▶ **EXERCISE BRIEF**
Search the data below for the string "продукции". Extract every line that contains it.

▶ **RECORDED DATA**
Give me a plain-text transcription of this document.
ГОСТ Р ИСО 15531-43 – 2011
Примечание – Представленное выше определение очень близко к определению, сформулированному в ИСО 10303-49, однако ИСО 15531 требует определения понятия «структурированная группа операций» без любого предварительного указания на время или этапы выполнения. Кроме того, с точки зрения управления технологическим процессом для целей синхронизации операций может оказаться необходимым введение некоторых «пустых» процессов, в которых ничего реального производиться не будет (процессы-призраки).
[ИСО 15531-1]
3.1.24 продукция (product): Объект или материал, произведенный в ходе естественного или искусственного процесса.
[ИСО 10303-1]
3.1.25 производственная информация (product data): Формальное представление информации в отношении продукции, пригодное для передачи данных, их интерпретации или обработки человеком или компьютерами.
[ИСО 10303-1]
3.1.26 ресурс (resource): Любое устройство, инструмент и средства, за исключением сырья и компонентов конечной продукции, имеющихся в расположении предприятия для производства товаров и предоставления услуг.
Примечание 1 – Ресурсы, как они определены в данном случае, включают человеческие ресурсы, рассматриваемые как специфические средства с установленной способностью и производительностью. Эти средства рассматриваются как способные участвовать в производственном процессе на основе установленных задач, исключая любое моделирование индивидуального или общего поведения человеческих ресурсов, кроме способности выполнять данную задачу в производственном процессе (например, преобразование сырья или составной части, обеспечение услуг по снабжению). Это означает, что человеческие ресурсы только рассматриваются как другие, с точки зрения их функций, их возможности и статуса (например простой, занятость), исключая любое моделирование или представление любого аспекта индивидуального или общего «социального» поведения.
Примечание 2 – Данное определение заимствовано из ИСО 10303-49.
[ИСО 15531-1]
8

▶ **ANSWER TO THE EXERCISE**
3.1.25 производственная информация (product data): Формальное представление информации в отношении продукции, пригодное для передачи данных, их интерпретации или обработки человеком или компьютерами.
3.1.26 ресурс (resource): Любое устройство, инструмент и средства, за исключением сырья и компонентов конечной продукции, имеющихся в расположении предприятия для производства товаров и предоставления услуг.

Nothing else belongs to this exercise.